▸ STATED GOAL: Every line of the listing must be reproduced as it stands. Leave the images behind.

Data tied to figure images
# # #

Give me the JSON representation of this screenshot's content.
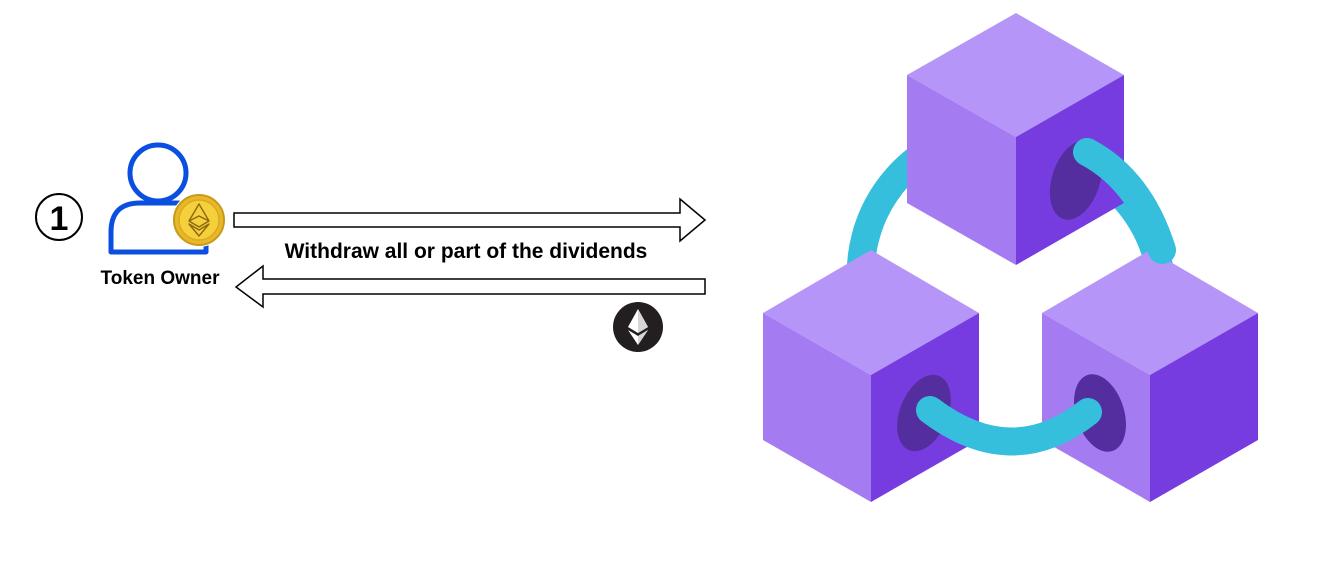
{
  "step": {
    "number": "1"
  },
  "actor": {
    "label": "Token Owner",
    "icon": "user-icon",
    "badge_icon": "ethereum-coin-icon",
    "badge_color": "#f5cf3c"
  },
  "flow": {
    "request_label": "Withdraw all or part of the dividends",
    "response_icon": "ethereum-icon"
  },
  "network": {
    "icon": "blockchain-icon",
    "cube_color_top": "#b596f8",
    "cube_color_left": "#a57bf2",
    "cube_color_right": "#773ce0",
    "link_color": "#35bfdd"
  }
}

# # #

▸ TASK SOLUTION:
Give me the JSON representation of this screenshot's content.
{
  "step": {
    "number": "1"
  },
  "actor": {
    "label": "Token Owner",
    "icon": "user-icon",
    "badge_icon": "ethereum-coin-icon",
    "badge_color": "#f5cf3c"
  },
  "flow": {
    "request_label": "Withdraw all or part of the dividends",
    "response_icon": "ethereum-icon"
  },
  "network": {
    "icon": "blockchain-icon",
    "cube_color_top": "#b596f8",
    "cube_color_left": "#a57bf2",
    "cube_color_right": "#773ce0",
    "link_color": "#35bfdd"
  }
}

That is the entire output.